### Brief
Reproduce all the entries exactly and keep the pictures out.

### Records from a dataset
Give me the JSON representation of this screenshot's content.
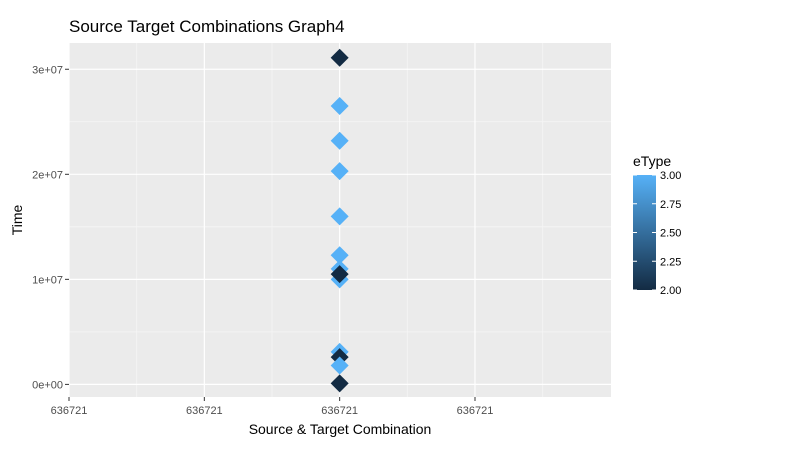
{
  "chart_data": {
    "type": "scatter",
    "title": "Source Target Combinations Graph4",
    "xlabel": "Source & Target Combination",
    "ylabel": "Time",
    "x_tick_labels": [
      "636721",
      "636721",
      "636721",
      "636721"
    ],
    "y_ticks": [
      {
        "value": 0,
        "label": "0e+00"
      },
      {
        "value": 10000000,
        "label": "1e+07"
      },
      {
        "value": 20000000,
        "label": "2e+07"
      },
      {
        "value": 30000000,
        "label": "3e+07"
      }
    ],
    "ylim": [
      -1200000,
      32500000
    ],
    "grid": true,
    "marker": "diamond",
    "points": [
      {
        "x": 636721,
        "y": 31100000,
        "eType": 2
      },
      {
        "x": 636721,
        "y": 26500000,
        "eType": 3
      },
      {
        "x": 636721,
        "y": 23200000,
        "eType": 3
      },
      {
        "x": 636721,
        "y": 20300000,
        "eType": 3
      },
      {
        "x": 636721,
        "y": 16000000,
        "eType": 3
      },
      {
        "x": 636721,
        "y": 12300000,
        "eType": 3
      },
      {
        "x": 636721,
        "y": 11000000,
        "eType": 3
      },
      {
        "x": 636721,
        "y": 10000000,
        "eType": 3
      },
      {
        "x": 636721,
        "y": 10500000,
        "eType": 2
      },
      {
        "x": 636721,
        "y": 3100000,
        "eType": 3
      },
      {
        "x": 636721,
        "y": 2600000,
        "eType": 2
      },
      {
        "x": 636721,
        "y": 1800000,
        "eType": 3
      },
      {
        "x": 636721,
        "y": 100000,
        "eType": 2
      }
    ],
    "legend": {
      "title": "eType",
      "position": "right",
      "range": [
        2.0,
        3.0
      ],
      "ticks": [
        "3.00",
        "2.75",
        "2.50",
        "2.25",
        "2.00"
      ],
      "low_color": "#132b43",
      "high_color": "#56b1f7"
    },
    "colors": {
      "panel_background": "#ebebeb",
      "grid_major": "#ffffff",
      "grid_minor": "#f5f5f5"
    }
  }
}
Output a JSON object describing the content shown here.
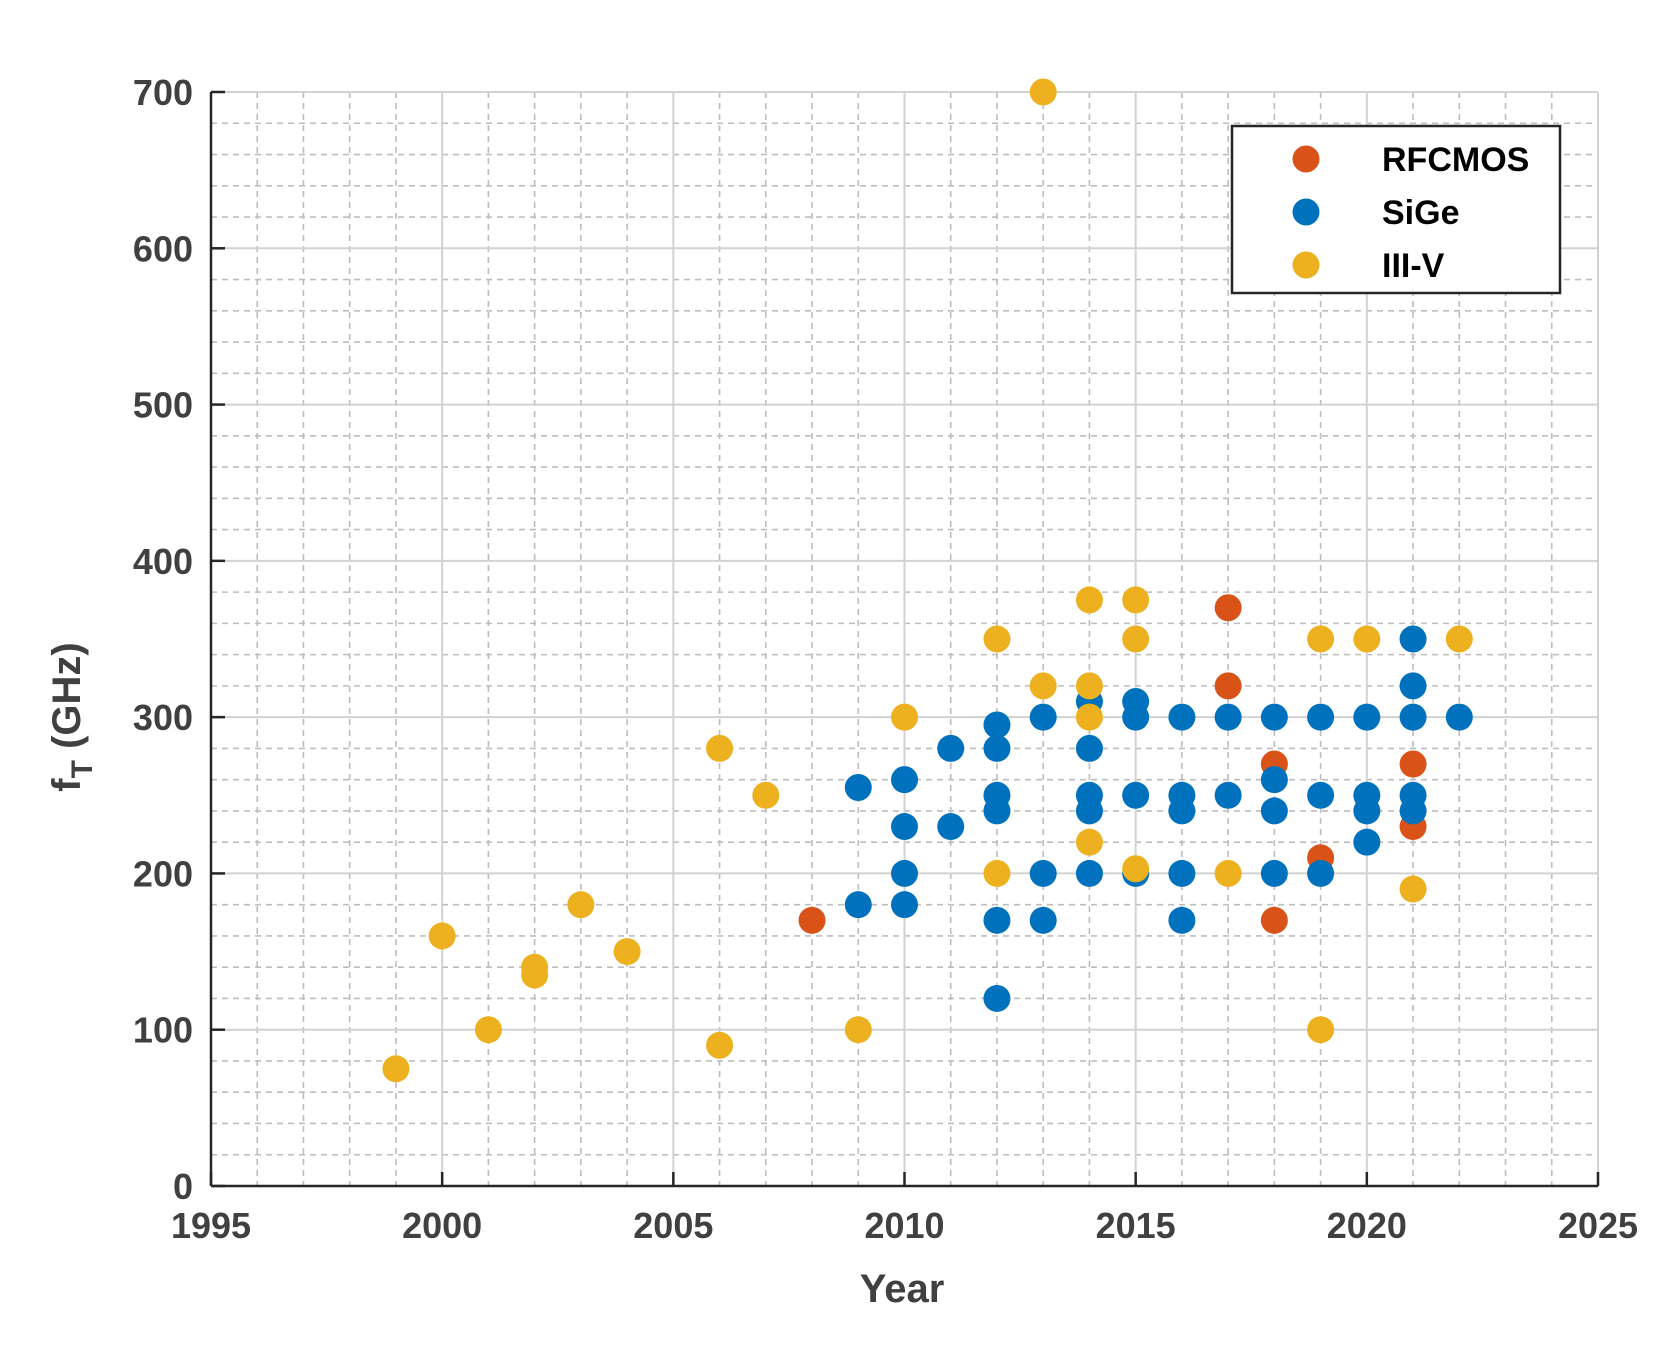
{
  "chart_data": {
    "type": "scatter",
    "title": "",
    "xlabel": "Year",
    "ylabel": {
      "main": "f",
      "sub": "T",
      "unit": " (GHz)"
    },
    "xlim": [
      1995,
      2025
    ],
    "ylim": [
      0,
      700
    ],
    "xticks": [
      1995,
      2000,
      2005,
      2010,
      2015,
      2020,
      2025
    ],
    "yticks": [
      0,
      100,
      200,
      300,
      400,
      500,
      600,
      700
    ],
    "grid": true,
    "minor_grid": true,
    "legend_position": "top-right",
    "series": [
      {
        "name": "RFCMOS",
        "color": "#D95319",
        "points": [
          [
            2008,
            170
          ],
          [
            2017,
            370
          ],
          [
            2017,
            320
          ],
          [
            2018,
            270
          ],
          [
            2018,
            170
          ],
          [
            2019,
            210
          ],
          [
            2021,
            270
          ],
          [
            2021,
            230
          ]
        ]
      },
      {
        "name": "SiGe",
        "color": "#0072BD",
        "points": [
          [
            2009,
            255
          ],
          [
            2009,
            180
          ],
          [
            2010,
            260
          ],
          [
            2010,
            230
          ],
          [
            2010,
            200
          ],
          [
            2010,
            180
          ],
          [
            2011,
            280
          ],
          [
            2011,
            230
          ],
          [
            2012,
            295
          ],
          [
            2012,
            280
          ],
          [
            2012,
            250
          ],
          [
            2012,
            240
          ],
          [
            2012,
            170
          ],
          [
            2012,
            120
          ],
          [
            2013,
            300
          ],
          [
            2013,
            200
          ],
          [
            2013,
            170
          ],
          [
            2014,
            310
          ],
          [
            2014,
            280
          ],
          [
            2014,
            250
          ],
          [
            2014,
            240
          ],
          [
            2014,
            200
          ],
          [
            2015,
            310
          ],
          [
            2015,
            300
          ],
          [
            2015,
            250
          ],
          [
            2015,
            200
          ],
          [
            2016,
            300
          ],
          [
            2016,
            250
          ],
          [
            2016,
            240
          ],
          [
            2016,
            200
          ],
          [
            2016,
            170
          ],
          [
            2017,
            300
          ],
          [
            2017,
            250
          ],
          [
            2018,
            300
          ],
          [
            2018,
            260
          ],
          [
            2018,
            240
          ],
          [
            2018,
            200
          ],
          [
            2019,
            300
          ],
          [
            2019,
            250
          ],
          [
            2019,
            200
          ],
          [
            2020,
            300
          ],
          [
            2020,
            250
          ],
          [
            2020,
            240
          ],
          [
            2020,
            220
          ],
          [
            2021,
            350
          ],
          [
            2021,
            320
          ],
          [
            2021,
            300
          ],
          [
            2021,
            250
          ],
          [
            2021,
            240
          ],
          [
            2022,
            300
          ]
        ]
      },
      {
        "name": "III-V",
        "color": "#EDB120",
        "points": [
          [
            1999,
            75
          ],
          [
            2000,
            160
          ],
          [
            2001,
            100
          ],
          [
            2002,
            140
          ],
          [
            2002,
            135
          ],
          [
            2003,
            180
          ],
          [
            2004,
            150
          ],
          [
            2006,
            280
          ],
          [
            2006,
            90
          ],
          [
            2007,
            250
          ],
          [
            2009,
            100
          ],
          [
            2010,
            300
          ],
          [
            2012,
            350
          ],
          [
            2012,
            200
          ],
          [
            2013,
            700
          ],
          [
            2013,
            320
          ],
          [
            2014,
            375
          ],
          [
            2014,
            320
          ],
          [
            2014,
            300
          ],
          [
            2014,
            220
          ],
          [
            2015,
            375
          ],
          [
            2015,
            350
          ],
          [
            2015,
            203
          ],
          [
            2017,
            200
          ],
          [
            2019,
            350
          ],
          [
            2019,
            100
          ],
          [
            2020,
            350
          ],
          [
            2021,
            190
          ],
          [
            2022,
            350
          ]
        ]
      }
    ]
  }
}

### Exercise output
Give me the JSON representation of this screenshot's content.
{
  "chart_data": {
    "type": "scatter",
    "title": "Source Target Combinations Graph4",
    "xlabel": "Source & Target Combination",
    "ylabel": "Time",
    "x_tick_labels": [
      "636721",
      "636721",
      "636721",
      "636721"
    ],
    "y_ticks": [
      {
        "value": 0,
        "label": "0e+00"
      },
      {
        "value": 10000000,
        "label": "1e+07"
      },
      {
        "value": 20000000,
        "label": "2e+07"
      },
      {
        "value": 30000000,
        "label": "3e+07"
      }
    ],
    "ylim": [
      -1200000,
      32500000
    ],
    "grid": true,
    "marker": "diamond",
    "points": [
      {
        "x": 636721,
        "y": 31100000,
        "eType": 2
      },
      {
        "x": 636721,
        "y": 26500000,
        "eType": 3
      },
      {
        "x": 636721,
        "y": 23200000,
        "eType": 3
      },
      {
        "x": 636721,
        "y": 20300000,
        "eType": 3
      },
      {
        "x": 636721,
        "y": 16000000,
        "eType": 3
      },
      {
        "x": 636721,
        "y": 12300000,
        "eType": 3
      },
      {
        "x": 636721,
        "y": 11000000,
        "eType": 3
      },
      {
        "x": 636721,
        "y": 10000000,
        "eType": 3
      },
      {
        "x": 636721,
        "y": 10500000,
        "eType": 2
      },
      {
        "x": 636721,
        "y": 3100000,
        "eType": 3
      },
      {
        "x": 636721,
        "y": 2600000,
        "eType": 2
      },
      {
        "x": 636721,
        "y": 1800000,
        "eType": 3
      },
      {
        "x": 636721,
        "y": 100000,
        "eType": 2
      }
    ],
    "legend": {
      "title": "eType",
      "position": "right",
      "range": [
        2.0,
        3.0
      ],
      "ticks": [
        "3.00",
        "2.75",
        "2.50",
        "2.25",
        "2.00"
      ],
      "low_color": "#132b43",
      "high_color": "#56b1f7"
    },
    "colors": {
      "panel_background": "#ebebeb",
      "grid_major": "#ffffff",
      "grid_minor": "#f5f5f5"
    }
  }
}
Output a JSON object describing the content shown here.
{
  "chart_data": {
    "type": "scatter",
    "title": "",
    "xlabel": "Year",
    "ylabel": {
      "main": "f",
      "sub": "T",
      "unit": " (GHz)"
    },
    "xlim": [
      1995,
      2025
    ],
    "ylim": [
      0,
      700
    ],
    "xticks": [
      1995,
      2000,
      2005,
      2010,
      2015,
      2020,
      2025
    ],
    "yticks": [
      0,
      100,
      200,
      300,
      400,
      500,
      600,
      700
    ],
    "grid": true,
    "minor_grid": true,
    "legend_position": "top-right",
    "series": [
      {
        "name": "RFCMOS",
        "color": "#D95319",
        "points": [
          [
            2008,
            170
          ],
          [
            2017,
            370
          ],
          [
            2017,
            320
          ],
          [
            2018,
            270
          ],
          [
            2018,
            170
          ],
          [
            2019,
            210
          ],
          [
            2021,
            270
          ],
          [
            2021,
            230
          ]
        ]
      },
      {
        "name": "SiGe",
        "color": "#0072BD",
        "points": [
          [
            2009,
            255
          ],
          [
            2009,
            180
          ],
          [
            2010,
            260
          ],
          [
            2010,
            230
          ],
          [
            2010,
            200
          ],
          [
            2010,
            180
          ],
          [
            2011,
            280
          ],
          [
            2011,
            230
          ],
          [
            2012,
            295
          ],
          [
            2012,
            280
          ],
          [
            2012,
            250
          ],
          [
            2012,
            240
          ],
          [
            2012,
            170
          ],
          [
            2012,
            120
          ],
          [
            2013,
            300
          ],
          [
            2013,
            200
          ],
          [
            2013,
            170
          ],
          [
            2014,
            310
          ],
          [
            2014,
            280
          ],
          [
            2014,
            250
          ],
          [
            2014,
            240
          ],
          [
            2014,
            200
          ],
          [
            2015,
            310
          ],
          [
            2015,
            300
          ],
          [
            2015,
            250
          ],
          [
            2015,
            200
          ],
          [
            2016,
            300
          ],
          [
            2016,
            250
          ],
          [
            2016,
            240
          ],
          [
            2016,
            200
          ],
          [
            2016,
            170
          ],
          [
            2017,
            300
          ],
          [
            2017,
            250
          ],
          [
            2018,
            300
          ],
          [
            2018,
            260
          ],
          [
            2018,
            240
          ],
          [
            2018,
            200
          ],
          [
            2019,
            300
          ],
          [
            2019,
            250
          ],
          [
            2019,
            200
          ],
          [
            2020,
            300
          ],
          [
            2020,
            250
          ],
          [
            2020,
            240
          ],
          [
            2020,
            220
          ],
          [
            2021,
            350
          ],
          [
            2021,
            320
          ],
          [
            2021,
            300
          ],
          [
            2021,
            250
          ],
          [
            2021,
            240
          ],
          [
            2022,
            300
          ]
        ]
      },
      {
        "name": "III-V",
        "color": "#EDB120",
        "points": [
          [
            1999,
            75
          ],
          [
            2000,
            160
          ],
          [
            2001,
            100
          ],
          [
            2002,
            140
          ],
          [
            2002,
            135
          ],
          [
            2003,
            180
          ],
          [
            2004,
            150
          ],
          [
            2006,
            280
          ],
          [
            2006,
            90
          ],
          [
            2007,
            250
          ],
          [
            2009,
            100
          ],
          [
            2010,
            300
          ],
          [
            2012,
            350
          ],
          [
            2012,
            200
          ],
          [
            2013,
            700
          ],
          [
            2013,
            320
          ],
          [
            2014,
            375
          ],
          [
            2014,
            320
          ],
          [
            2014,
            300
          ],
          [
            2014,
            220
          ],
          [
            2015,
            375
          ],
          [
            2015,
            350
          ],
          [
            2015,
            203
          ],
          [
            2017,
            200
          ],
          [
            2019,
            350
          ],
          [
            2019,
            100
          ],
          [
            2020,
            350
          ],
          [
            2021,
            190
          ],
          [
            2022,
            350
          ]
        ]
      }
    ]
  }
}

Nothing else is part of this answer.